[Extracted data entries]

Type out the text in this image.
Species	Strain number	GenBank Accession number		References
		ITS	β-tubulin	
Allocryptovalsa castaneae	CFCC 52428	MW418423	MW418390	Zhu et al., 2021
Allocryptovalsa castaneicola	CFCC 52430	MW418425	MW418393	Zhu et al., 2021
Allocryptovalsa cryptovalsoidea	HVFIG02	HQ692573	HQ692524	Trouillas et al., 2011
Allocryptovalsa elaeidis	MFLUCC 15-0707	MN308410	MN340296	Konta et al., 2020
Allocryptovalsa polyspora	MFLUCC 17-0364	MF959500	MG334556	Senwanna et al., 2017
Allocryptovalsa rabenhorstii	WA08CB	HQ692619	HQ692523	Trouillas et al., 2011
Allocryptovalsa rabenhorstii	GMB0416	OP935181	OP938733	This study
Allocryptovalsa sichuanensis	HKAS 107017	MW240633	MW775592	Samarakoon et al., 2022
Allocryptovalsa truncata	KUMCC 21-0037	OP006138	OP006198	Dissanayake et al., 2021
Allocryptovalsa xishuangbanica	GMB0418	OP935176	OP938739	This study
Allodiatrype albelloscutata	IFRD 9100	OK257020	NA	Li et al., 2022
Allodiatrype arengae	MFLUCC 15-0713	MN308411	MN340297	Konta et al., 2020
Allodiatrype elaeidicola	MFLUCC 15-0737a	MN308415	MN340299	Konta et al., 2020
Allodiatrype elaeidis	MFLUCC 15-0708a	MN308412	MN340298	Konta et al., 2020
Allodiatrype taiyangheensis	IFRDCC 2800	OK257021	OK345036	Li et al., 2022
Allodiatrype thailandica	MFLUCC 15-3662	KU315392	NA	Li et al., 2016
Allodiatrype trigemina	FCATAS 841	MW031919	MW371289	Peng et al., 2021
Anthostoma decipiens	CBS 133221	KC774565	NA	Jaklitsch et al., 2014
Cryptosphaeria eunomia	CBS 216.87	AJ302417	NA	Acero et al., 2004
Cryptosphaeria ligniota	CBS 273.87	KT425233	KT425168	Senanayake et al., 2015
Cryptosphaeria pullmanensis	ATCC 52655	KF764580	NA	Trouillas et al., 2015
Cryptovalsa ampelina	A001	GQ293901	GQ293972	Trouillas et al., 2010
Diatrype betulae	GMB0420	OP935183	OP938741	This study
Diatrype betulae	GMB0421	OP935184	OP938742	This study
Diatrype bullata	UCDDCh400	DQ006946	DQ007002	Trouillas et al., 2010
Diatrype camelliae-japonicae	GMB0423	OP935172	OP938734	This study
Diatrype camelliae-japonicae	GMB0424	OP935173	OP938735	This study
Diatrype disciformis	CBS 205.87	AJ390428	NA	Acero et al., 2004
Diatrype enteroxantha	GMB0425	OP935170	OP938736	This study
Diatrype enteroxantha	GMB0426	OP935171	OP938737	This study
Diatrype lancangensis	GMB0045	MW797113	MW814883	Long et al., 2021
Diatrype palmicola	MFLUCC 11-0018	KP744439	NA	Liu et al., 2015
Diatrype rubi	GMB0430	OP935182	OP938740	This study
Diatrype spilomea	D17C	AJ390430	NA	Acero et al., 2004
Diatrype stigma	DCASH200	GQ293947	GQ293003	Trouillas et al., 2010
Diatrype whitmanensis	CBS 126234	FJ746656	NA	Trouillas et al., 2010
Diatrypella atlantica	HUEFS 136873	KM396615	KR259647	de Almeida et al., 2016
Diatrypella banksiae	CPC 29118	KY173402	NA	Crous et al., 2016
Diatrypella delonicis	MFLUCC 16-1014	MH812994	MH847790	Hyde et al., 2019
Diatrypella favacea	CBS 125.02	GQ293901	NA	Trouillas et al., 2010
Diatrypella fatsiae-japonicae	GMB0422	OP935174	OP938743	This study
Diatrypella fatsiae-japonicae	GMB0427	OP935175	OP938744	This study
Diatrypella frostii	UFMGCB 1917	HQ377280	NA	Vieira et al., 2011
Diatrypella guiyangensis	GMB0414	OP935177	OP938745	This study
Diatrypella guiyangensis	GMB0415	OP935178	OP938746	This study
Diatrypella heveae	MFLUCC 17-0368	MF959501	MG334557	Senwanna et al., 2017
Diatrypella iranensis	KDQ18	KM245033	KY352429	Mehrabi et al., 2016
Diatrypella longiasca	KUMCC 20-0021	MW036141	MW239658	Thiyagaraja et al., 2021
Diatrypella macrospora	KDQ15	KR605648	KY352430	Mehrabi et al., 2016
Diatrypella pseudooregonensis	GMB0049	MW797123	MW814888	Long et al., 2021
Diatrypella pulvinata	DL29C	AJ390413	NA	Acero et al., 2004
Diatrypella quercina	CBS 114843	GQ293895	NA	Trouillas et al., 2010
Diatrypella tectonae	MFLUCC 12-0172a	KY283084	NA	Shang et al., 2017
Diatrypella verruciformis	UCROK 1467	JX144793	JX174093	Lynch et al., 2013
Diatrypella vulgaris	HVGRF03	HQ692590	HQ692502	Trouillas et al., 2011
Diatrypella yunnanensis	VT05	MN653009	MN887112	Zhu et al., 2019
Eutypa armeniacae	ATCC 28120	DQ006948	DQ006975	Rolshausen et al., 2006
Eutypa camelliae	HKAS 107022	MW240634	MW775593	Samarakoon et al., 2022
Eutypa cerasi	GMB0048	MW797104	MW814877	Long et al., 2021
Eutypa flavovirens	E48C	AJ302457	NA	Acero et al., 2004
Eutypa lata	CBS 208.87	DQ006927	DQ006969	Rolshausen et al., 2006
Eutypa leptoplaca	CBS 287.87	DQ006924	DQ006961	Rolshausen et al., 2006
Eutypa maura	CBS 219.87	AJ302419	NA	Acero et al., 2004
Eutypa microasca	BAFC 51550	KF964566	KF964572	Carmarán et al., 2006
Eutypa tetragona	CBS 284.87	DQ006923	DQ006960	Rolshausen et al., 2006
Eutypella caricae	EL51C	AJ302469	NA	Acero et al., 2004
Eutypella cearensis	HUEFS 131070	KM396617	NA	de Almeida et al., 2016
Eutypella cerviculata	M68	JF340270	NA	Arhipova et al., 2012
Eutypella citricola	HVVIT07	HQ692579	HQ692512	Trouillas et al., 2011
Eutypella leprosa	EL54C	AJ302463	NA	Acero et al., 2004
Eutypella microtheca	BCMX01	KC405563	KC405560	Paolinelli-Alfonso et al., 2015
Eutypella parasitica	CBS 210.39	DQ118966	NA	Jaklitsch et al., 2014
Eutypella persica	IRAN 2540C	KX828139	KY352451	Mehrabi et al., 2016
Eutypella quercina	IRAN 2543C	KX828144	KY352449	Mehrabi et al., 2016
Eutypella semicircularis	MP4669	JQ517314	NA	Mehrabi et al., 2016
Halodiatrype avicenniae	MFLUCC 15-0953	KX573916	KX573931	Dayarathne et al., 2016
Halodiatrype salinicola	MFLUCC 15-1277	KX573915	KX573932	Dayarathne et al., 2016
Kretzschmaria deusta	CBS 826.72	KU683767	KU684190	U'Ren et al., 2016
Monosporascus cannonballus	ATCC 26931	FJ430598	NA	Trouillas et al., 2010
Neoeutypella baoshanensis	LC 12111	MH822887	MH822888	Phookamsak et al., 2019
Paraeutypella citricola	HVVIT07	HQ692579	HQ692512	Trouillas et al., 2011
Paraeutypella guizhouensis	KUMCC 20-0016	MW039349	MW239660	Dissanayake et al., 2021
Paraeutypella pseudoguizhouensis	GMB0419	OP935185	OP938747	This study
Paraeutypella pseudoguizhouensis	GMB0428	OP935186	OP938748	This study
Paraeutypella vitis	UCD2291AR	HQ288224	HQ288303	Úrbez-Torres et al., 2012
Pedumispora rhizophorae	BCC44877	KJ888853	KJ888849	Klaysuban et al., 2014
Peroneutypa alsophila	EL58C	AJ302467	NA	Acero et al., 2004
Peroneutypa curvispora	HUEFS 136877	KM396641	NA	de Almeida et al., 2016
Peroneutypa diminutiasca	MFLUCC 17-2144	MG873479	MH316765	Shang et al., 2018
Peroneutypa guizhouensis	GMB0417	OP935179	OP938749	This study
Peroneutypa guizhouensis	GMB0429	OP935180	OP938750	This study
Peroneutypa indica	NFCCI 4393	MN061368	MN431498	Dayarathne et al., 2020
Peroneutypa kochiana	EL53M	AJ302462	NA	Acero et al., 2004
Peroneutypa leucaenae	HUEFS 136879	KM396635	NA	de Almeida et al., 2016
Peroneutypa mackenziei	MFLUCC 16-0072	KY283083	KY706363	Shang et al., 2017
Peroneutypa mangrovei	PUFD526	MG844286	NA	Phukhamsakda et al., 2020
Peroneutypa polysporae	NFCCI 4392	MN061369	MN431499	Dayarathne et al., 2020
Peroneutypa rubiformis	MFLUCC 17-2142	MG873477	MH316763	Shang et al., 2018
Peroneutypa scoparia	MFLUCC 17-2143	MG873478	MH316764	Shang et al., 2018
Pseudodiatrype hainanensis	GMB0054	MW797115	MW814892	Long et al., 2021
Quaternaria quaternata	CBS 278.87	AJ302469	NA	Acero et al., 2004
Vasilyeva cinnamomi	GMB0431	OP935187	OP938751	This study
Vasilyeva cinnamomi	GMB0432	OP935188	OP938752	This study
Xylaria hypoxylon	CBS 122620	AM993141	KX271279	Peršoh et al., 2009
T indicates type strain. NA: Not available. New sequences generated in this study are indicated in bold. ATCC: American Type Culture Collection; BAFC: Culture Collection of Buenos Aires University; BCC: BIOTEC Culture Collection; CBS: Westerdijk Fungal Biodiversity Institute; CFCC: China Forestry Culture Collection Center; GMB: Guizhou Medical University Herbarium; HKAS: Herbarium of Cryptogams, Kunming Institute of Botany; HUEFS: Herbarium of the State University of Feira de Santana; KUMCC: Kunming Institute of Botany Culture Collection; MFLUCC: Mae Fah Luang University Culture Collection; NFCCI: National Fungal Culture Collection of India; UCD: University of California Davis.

### [What is required]
Scan the data for the word "camelliae" and copy every line where it shows up.

### [Task output]
Diatrype camelliae-japonicae	GMB0423	OP935172	OP938734	This study
Diatrype camelliae-japonicae	GMB0424	OP935173	OP938735	This study
Eutypa camelliae	HKAS 107022	MW240634	MW775593	Samarakoon et al., 2022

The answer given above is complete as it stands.